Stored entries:
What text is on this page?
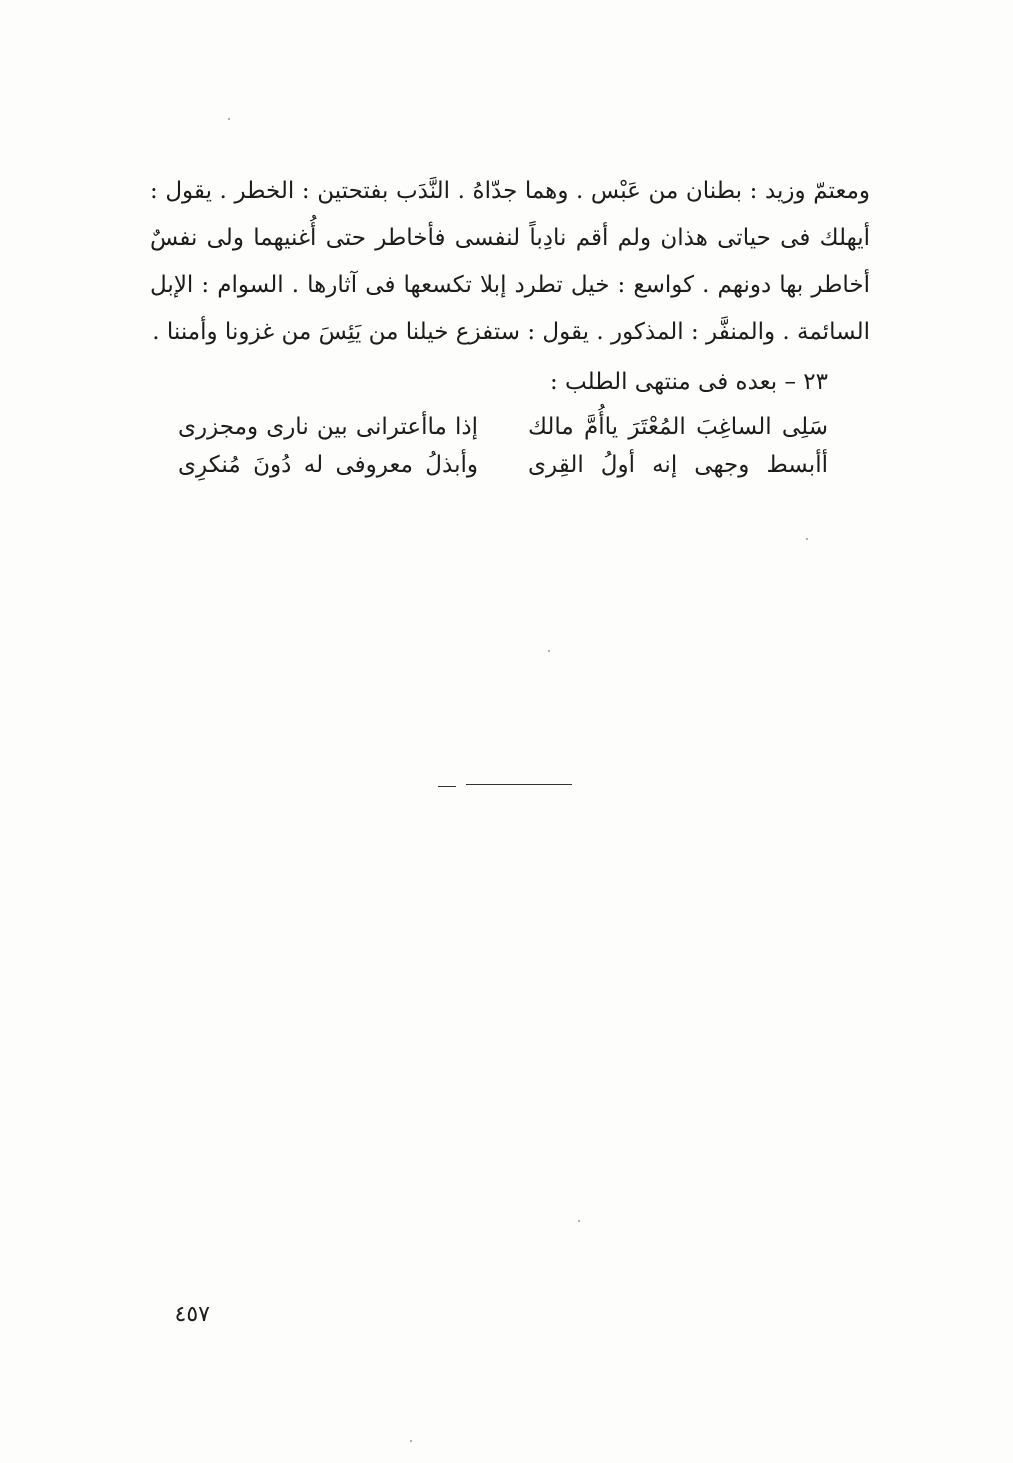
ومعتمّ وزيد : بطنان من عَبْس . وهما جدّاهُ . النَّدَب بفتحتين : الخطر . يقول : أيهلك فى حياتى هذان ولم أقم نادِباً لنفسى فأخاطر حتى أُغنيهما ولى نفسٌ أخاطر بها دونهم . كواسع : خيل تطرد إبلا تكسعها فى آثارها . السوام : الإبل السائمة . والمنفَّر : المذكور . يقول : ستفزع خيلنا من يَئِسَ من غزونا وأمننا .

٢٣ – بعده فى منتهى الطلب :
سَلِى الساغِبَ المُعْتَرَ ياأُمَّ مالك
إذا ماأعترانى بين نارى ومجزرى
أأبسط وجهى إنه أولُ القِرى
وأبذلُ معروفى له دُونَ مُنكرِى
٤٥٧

--

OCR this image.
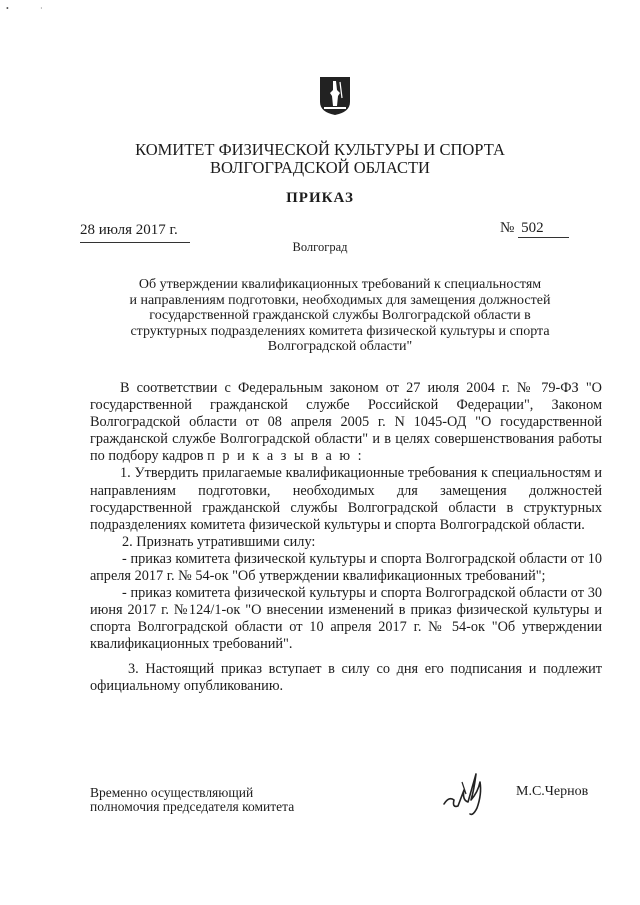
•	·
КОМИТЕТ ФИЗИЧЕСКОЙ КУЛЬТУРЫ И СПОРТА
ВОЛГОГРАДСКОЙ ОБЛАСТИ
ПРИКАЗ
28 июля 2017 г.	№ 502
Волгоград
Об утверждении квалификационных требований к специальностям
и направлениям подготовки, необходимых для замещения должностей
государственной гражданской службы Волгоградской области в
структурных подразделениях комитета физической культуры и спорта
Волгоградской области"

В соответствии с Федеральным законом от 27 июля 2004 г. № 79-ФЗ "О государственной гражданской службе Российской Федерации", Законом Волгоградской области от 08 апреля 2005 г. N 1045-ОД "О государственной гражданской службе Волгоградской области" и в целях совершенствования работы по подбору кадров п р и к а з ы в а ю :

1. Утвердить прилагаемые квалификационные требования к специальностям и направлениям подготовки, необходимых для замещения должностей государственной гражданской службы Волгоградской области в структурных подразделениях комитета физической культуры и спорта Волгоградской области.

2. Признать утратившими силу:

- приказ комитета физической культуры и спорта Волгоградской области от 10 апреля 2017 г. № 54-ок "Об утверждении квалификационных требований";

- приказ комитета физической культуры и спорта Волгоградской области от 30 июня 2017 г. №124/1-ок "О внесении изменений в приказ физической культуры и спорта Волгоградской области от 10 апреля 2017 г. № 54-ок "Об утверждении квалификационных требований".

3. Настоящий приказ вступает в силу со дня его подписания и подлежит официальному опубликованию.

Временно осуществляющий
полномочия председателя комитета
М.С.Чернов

Goal:
Count each line of the data where the word "требований" appears, then reply with the total only.

Completed exercise:
3